Using the records below, copy every line that holds the string "fraction".

Records provided:
————

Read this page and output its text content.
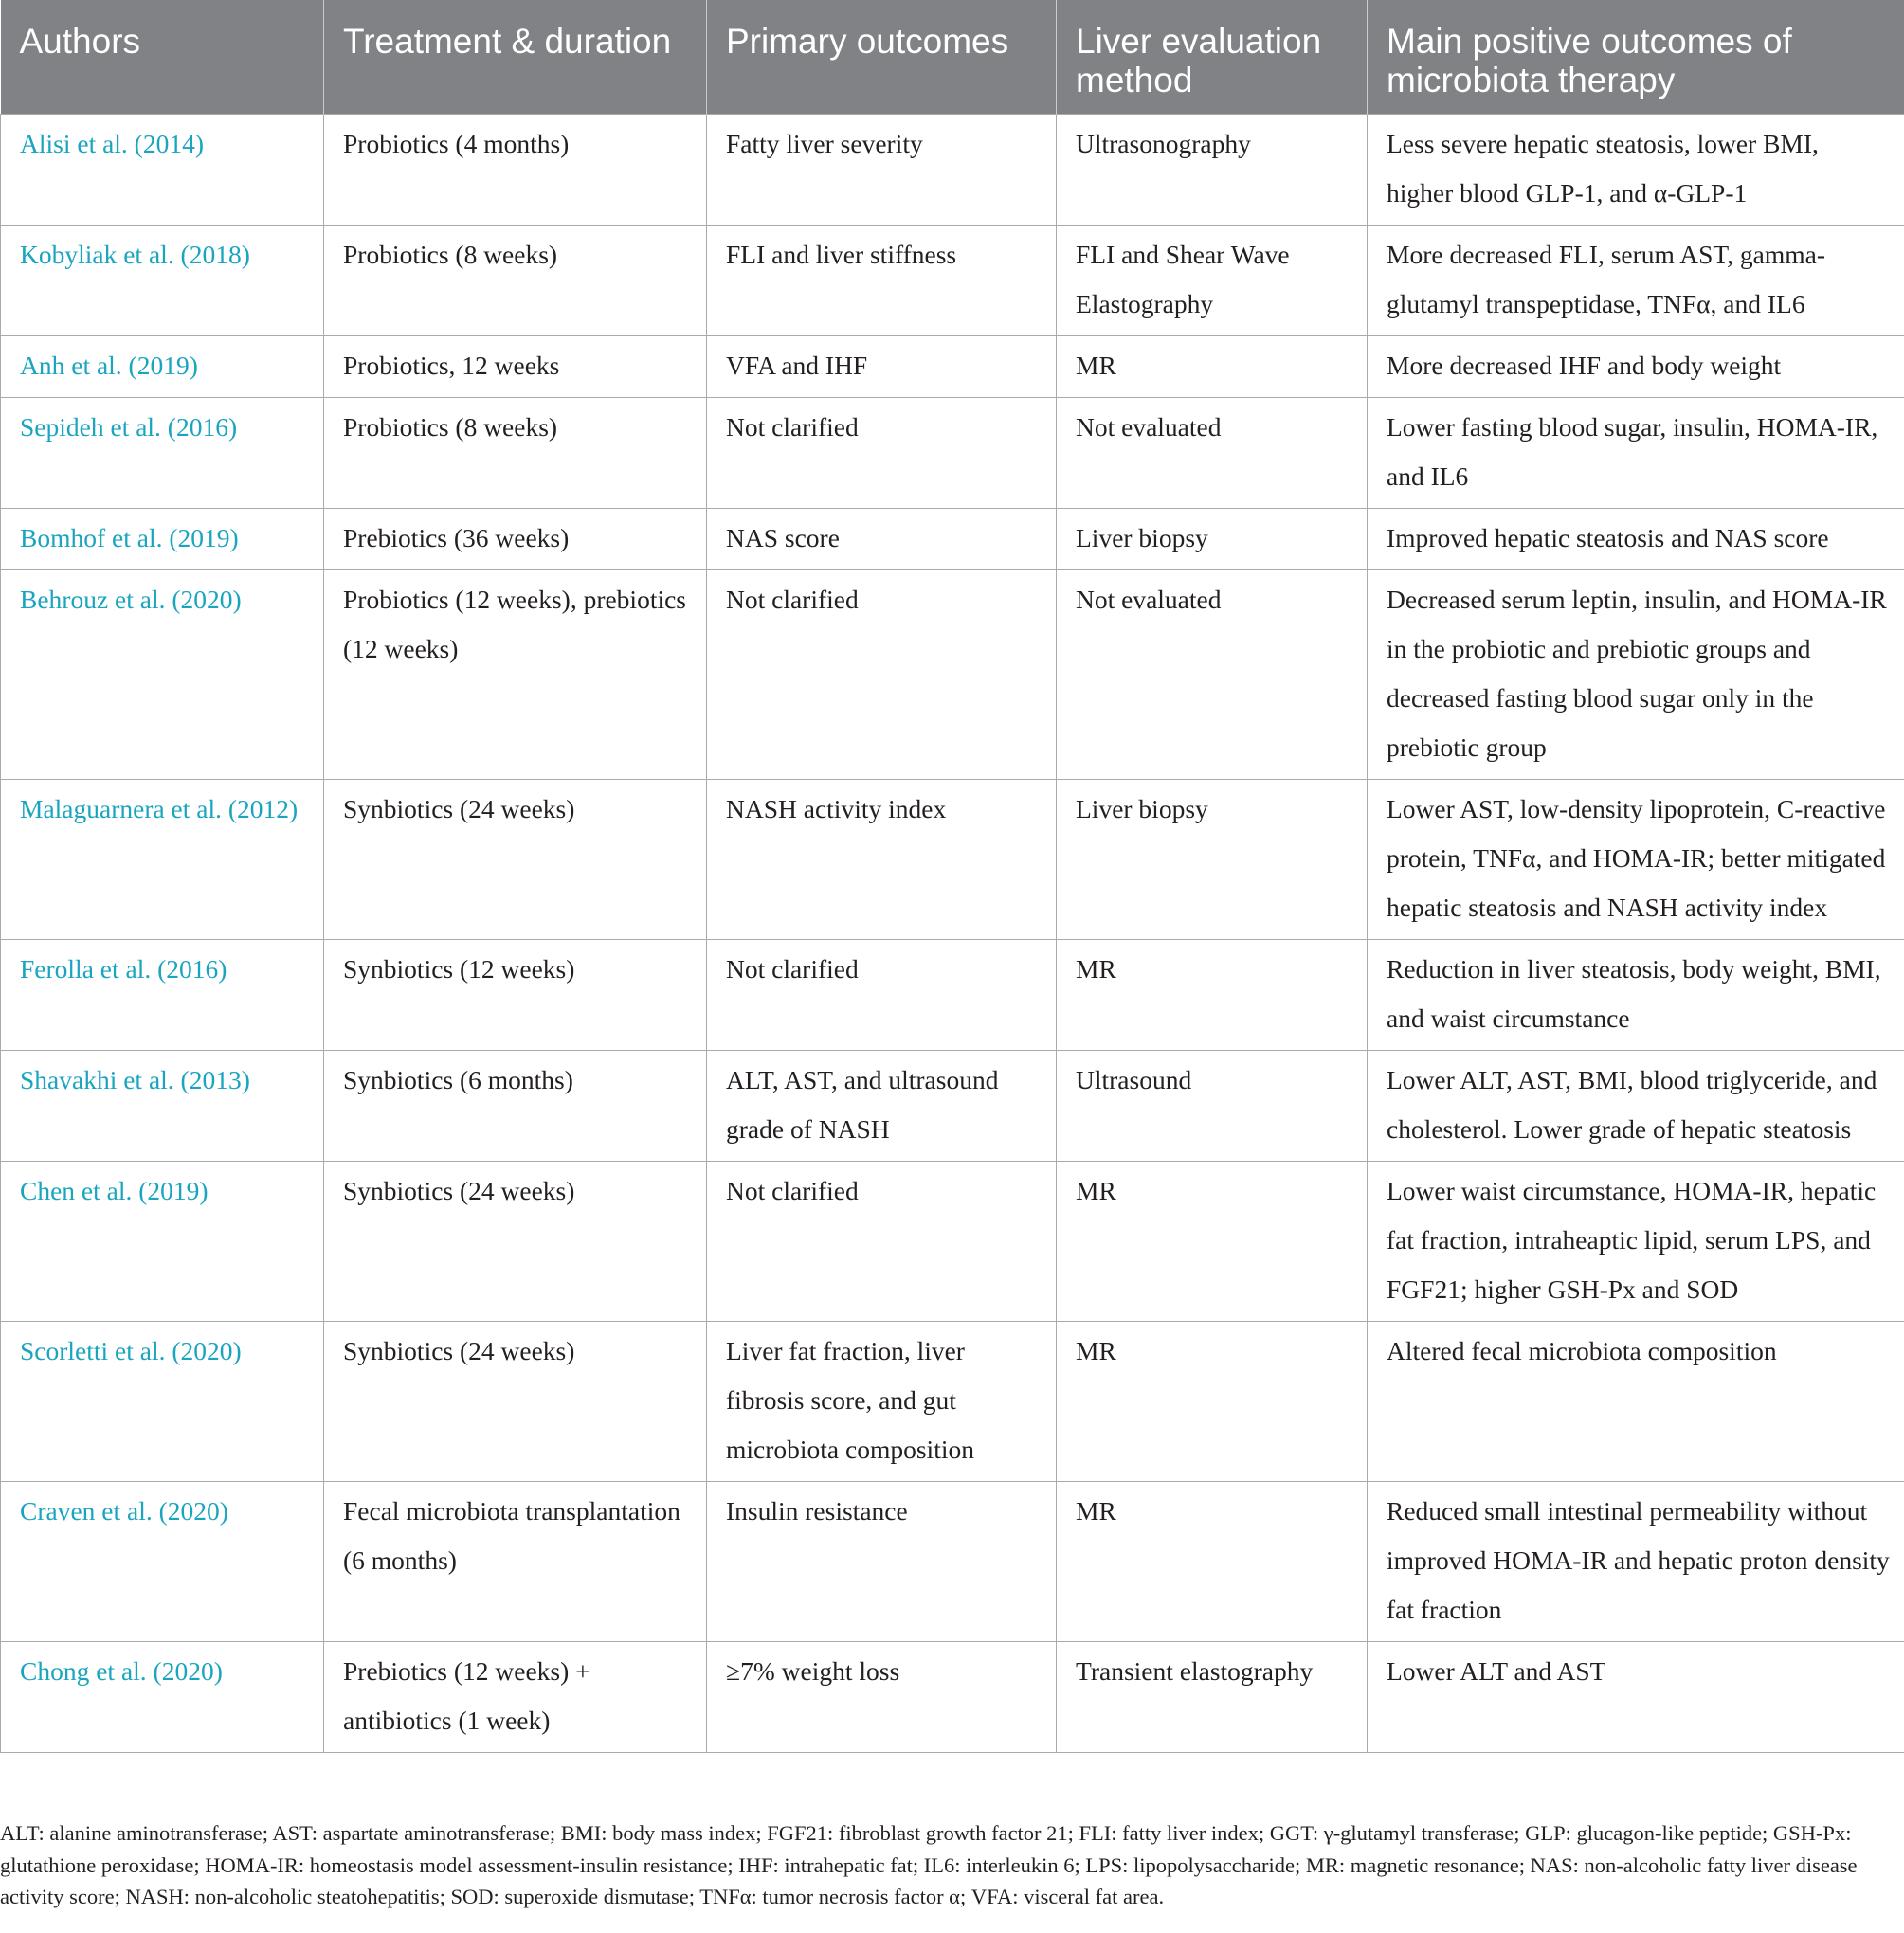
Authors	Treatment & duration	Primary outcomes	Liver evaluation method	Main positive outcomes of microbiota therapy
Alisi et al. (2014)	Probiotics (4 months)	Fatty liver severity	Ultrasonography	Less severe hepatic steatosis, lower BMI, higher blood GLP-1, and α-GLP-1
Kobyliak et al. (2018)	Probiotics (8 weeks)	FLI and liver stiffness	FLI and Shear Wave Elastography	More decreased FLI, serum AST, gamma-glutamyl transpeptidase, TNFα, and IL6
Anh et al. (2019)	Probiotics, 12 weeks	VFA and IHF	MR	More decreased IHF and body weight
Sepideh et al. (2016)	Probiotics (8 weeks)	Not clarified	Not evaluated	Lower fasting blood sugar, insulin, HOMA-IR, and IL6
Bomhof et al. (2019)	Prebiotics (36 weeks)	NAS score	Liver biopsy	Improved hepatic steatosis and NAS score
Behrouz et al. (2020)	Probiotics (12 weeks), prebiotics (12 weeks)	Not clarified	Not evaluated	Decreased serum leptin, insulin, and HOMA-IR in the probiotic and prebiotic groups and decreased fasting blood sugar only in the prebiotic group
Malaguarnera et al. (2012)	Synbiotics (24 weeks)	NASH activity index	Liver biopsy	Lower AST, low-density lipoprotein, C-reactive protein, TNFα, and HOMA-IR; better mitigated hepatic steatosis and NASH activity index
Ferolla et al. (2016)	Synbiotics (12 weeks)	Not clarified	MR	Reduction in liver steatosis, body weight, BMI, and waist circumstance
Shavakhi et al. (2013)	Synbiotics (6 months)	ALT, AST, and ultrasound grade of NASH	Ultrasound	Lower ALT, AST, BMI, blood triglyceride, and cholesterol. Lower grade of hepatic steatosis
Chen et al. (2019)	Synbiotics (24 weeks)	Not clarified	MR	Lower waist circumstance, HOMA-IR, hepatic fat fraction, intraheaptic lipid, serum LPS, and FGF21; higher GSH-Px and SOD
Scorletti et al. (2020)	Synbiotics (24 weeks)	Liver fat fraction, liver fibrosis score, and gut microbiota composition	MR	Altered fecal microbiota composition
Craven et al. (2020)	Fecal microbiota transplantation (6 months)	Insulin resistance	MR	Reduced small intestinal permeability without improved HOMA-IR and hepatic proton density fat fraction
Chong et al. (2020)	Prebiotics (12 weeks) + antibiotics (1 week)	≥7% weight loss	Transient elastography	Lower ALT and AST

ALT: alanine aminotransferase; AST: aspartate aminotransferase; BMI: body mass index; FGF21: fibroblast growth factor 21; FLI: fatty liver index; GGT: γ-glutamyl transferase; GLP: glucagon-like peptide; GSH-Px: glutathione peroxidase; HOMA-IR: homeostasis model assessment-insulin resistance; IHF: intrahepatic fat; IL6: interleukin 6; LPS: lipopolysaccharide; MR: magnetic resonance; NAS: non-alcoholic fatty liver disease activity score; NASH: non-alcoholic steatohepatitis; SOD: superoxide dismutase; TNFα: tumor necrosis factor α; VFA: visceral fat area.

————

Result:
Chen et al. (2019)	Synbiotics (24 weeks)	Not clarified	MR	Lower waist circumstance, HOMA-IR, hepatic fat fraction, intraheaptic lipid, serum LPS, and FGF21; higher GSH-Px and SOD
Scorletti et al. (2020)	Synbiotics (24 weeks)	Liver fat fraction, liver fibrosis score, and gut microbiota composition	MR	Altered fecal microbiota composition
Craven et al. (2020)	Fecal microbiota transplantation (6 months)	Insulin resistance	MR	Reduced small intestinal permeability without improved HOMA-IR and hepatic proton density fat fraction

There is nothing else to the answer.